Records about charts and figures:
========================

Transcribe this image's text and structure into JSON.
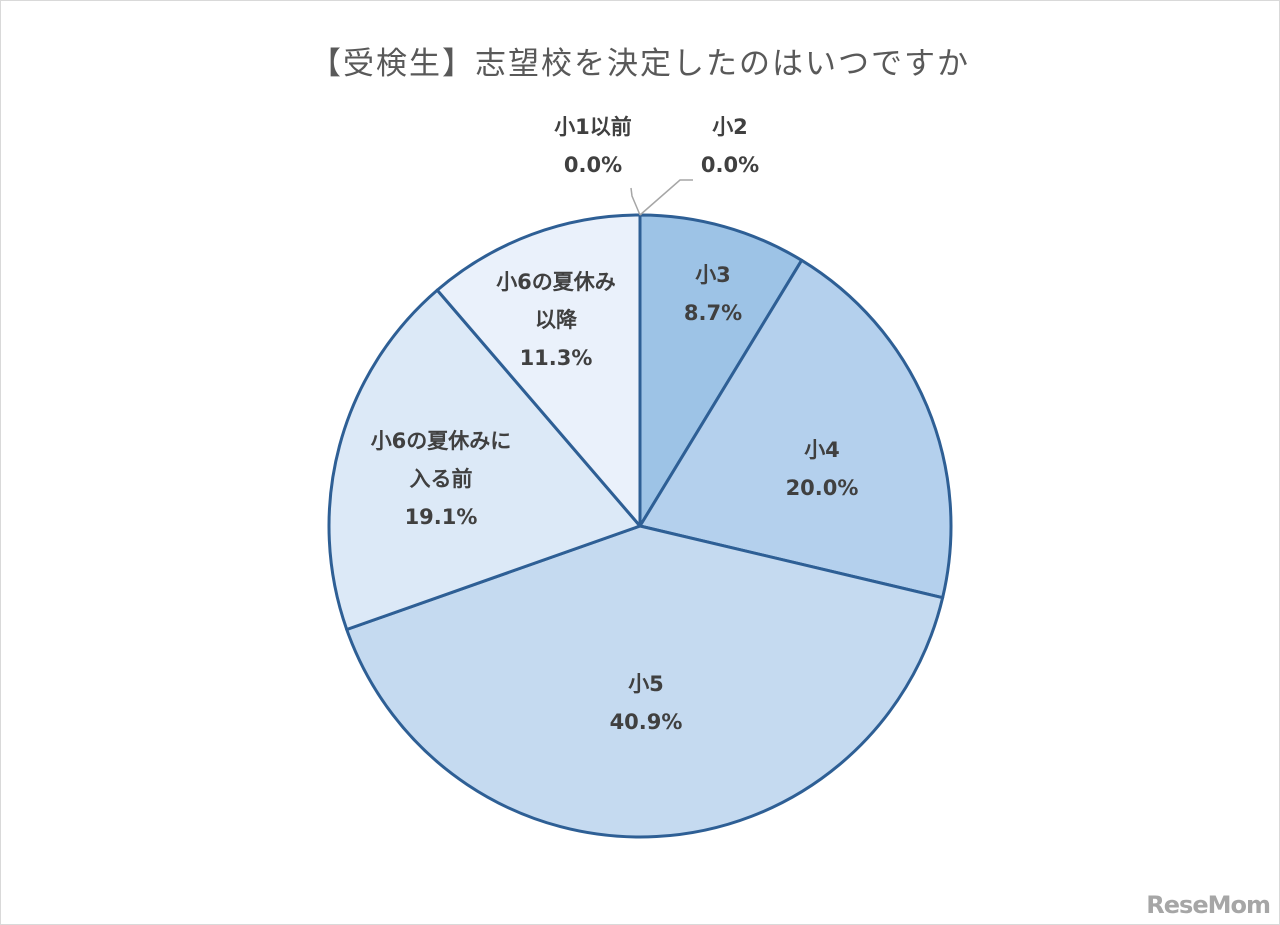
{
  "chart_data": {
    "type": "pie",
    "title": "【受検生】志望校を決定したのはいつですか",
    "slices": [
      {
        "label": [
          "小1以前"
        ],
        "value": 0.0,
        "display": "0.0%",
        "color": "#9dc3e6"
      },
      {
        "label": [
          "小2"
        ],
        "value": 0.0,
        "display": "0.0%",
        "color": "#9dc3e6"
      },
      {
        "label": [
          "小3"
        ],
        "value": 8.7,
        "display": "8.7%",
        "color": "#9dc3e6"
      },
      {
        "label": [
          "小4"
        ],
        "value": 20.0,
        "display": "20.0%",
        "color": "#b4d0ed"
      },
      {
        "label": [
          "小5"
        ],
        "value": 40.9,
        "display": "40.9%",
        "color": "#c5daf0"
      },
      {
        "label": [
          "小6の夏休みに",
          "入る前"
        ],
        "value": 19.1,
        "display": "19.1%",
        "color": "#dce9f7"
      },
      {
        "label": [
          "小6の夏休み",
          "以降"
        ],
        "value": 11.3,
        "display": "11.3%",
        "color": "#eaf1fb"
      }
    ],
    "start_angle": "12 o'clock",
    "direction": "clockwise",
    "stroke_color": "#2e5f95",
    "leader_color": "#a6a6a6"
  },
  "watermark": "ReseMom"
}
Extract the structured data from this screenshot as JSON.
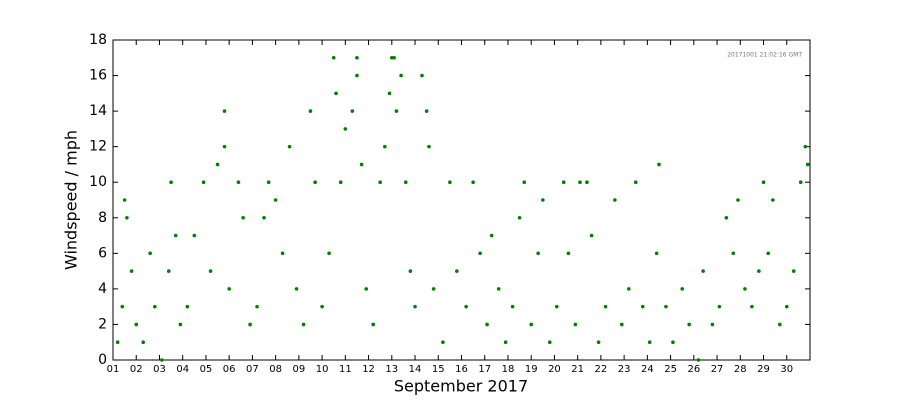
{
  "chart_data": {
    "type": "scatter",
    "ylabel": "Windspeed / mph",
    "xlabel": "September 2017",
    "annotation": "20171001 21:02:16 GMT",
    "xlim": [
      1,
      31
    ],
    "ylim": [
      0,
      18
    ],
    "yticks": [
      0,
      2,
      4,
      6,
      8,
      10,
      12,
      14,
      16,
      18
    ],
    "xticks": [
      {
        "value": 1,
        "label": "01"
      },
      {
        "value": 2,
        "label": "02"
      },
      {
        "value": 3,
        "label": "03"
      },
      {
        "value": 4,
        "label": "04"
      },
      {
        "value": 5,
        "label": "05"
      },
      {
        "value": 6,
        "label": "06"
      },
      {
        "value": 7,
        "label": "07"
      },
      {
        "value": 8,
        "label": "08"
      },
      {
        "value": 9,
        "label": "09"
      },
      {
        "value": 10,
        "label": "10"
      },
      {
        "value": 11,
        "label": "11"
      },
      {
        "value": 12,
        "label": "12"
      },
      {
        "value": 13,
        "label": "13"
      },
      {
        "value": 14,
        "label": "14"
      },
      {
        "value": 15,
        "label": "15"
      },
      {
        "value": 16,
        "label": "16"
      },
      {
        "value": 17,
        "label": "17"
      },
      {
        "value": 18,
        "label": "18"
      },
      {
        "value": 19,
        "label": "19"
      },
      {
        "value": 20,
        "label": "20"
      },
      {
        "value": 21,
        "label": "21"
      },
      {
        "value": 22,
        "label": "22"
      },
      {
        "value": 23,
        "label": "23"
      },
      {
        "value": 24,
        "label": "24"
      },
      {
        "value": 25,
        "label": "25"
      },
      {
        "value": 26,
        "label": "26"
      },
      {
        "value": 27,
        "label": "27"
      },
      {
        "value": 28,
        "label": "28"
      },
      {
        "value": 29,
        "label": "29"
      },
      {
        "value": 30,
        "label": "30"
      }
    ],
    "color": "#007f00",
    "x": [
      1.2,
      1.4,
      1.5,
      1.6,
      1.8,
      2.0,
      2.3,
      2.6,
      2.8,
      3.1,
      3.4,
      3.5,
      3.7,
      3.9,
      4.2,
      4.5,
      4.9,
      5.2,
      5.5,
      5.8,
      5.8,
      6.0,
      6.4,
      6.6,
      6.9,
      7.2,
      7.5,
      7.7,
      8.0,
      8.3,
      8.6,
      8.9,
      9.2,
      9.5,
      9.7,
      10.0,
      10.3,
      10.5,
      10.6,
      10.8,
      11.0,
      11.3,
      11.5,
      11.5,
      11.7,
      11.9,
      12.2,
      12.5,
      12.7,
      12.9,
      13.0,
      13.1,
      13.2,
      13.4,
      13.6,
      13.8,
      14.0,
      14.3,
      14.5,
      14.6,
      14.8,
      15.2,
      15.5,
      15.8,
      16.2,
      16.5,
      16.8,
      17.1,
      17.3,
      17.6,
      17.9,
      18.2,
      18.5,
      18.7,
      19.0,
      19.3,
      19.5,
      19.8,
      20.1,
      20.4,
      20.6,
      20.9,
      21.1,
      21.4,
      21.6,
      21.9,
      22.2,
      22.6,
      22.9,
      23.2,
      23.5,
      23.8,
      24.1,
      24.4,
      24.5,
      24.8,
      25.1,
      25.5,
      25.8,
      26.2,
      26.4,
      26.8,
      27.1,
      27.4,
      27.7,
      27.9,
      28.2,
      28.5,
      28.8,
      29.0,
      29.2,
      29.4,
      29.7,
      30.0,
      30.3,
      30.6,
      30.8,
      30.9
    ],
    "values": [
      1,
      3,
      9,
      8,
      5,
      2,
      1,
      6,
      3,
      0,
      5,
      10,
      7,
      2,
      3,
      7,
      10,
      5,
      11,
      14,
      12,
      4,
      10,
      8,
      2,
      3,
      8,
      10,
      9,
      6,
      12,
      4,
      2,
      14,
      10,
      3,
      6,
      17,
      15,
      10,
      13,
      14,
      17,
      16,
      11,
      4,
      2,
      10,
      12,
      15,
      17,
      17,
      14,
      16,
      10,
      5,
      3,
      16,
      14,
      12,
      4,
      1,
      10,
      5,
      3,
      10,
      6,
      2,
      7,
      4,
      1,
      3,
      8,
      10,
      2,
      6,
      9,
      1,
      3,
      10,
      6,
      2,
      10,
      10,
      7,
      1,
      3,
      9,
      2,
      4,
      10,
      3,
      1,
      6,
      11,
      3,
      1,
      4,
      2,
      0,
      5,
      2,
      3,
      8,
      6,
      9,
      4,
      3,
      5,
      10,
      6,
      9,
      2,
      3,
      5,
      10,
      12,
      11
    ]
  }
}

========================

_SET PROBLEM:_
All of the entries need to be transcribed word for word; pictures are left out.

_ANSWER TO THE EXERCISE:_
Transcribe this image's text and structure into JSON.
{
  "chart_data": {
    "type": "pie",
    "title": "【受検生】志望校を決定したのはいつですか",
    "slices": [
      {
        "label": [
          "小1以前"
        ],
        "value": 0.0,
        "display": "0.0%",
        "color": "#9dc3e6"
      },
      {
        "label": [
          "小2"
        ],
        "value": 0.0,
        "display": "0.0%",
        "color": "#9dc3e6"
      },
      {
        "label": [
          "小3"
        ],
        "value": 8.7,
        "display": "8.7%",
        "color": "#9dc3e6"
      },
      {
        "label": [
          "小4"
        ],
        "value": 20.0,
        "display": "20.0%",
        "color": "#b4d0ed"
      },
      {
        "label": [
          "小5"
        ],
        "value": 40.9,
        "display": "40.9%",
        "color": "#c5daf0"
      },
      {
        "label": [
          "小6の夏休みに",
          "入る前"
        ],
        "value": 19.1,
        "display": "19.1%",
        "color": "#dce9f7"
      },
      {
        "label": [
          "小6の夏休み",
          "以降"
        ],
        "value": 11.3,
        "display": "11.3%",
        "color": "#eaf1fb"
      }
    ],
    "start_angle": "12 o'clock",
    "direction": "clockwise",
    "stroke_color": "#2e5f95",
    "leader_color": "#a6a6a6"
  },
  "watermark": "ReseMom"
}
Extract the structured data from this screenshot as JSON.
{
  "chart_data": {
    "type": "scatter",
    "ylabel": "Windspeed / mph",
    "xlabel": "September 2017",
    "annotation": "20171001 21:02:16 GMT",
    "xlim": [
      1,
      31
    ],
    "ylim": [
      0,
      18
    ],
    "yticks": [
      0,
      2,
      4,
      6,
      8,
      10,
      12,
      14,
      16,
      18
    ],
    "xticks": [
      {
        "value": 1,
        "label": "01"
      },
      {
        "value": 2,
        "label": "02"
      },
      {
        "value": 3,
        "label": "03"
      },
      {
        "value": 4,
        "label": "04"
      },
      {
        "value": 5,
        "label": "05"
      },
      {
        "value": 6,
        "label": "06"
      },
      {
        "value": 7,
        "label": "07"
      },
      {
        "value": 8,
        "label": "08"
      },
      {
        "value": 9,
        "label": "09"
      },
      {
        "value": 10,
        "label": "10"
      },
      {
        "value": 11,
        "label": "11"
      },
      {
        "value": 12,
        "label": "12"
      },
      {
        "value": 13,
        "label": "13"
      },
      {
        "value": 14,
        "label": "14"
      },
      {
        "value": 15,
        "label": "15"
      },
      {
        "value": 16,
        "label": "16"
      },
      {
        "value": 17,
        "label": "17"
      },
      {
        "value": 18,
        "label": "18"
      },
      {
        "value": 19,
        "label": "19"
      },
      {
        "value": 20,
        "label": "20"
      },
      {
        "value": 21,
        "label": "21"
      },
      {
        "value": 22,
        "label": "22"
      },
      {
        "value": 23,
        "label": "23"
      },
      {
        "value": 24,
        "label": "24"
      },
      {
        "value": 25,
        "label": "25"
      },
      {
        "value": 26,
        "label": "26"
      },
      {
        "value": 27,
        "label": "27"
      },
      {
        "value": 28,
        "label": "28"
      },
      {
        "value": 29,
        "label": "29"
      },
      {
        "value": 30,
        "label": "30"
      }
    ],
    "color": "#007f00",
    "x": [
      1.2,
      1.4,
      1.5,
      1.6,
      1.8,
      2.0,
      2.3,
      2.6,
      2.8,
      3.1,
      3.4,
      3.5,
      3.7,
      3.9,
      4.2,
      4.5,
      4.9,
      5.2,
      5.5,
      5.8,
      5.8,
      6.0,
      6.4,
      6.6,
      6.9,
      7.2,
      7.5,
      7.7,
      8.0,
      8.3,
      8.6,
      8.9,
      9.2,
      9.5,
      9.7,
      10.0,
      10.3,
      10.5,
      10.6,
      10.8,
      11.0,
      11.3,
      11.5,
      11.5,
      11.7,
      11.9,
      12.2,
      12.5,
      12.7,
      12.9,
      13.0,
      13.1,
      13.2,
      13.4,
      13.6,
      13.8,
      14.0,
      14.3,
      14.5,
      14.6,
      14.8,
      15.2,
      15.5,
      15.8,
      16.2,
      16.5,
      16.8,
      17.1,
      17.3,
      17.6,
      17.9,
      18.2,
      18.5,
      18.7,
      19.0,
      19.3,
      19.5,
      19.8,
      20.1,
      20.4,
      20.6,
      20.9,
      21.1,
      21.4,
      21.6,
      21.9,
      22.2,
      22.6,
      22.9,
      23.2,
      23.5,
      23.8,
      24.1,
      24.4,
      24.5,
      24.8,
      25.1,
      25.5,
      25.8,
      26.2,
      26.4,
      26.8,
      27.1,
      27.4,
      27.7,
      27.9,
      28.2,
      28.5,
      28.8,
      29.0,
      29.2,
      29.4,
      29.7,
      30.0,
      30.3,
      30.6,
      30.8,
      30.9
    ],
    "values": [
      1,
      3,
      9,
      8,
      5,
      2,
      1,
      6,
      3,
      0,
      5,
      10,
      7,
      2,
      3,
      7,
      10,
      5,
      11,
      14,
      12,
      4,
      10,
      8,
      2,
      3,
      8,
      10,
      9,
      6,
      12,
      4,
      2,
      14,
      10,
      3,
      6,
      17,
      15,
      10,
      13,
      14,
      17,
      16,
      11,
      4,
      2,
      10,
      12,
      15,
      17,
      17,
      14,
      16,
      10,
      5,
      3,
      16,
      14,
      12,
      4,
      1,
      10,
      5,
      3,
      10,
      6,
      2,
      7,
      4,
      1,
      3,
      8,
      10,
      2,
      6,
      9,
      1,
      3,
      10,
      6,
      2,
      10,
      10,
      7,
      1,
      3,
      9,
      2,
      4,
      10,
      3,
      1,
      6,
      11,
      3,
      1,
      4,
      2,
      0,
      5,
      2,
      3,
      8,
      6,
      9,
      4,
      3,
      5,
      10,
      6,
      9,
      2,
      3,
      5,
      10,
      12,
      11
    ]
  }
}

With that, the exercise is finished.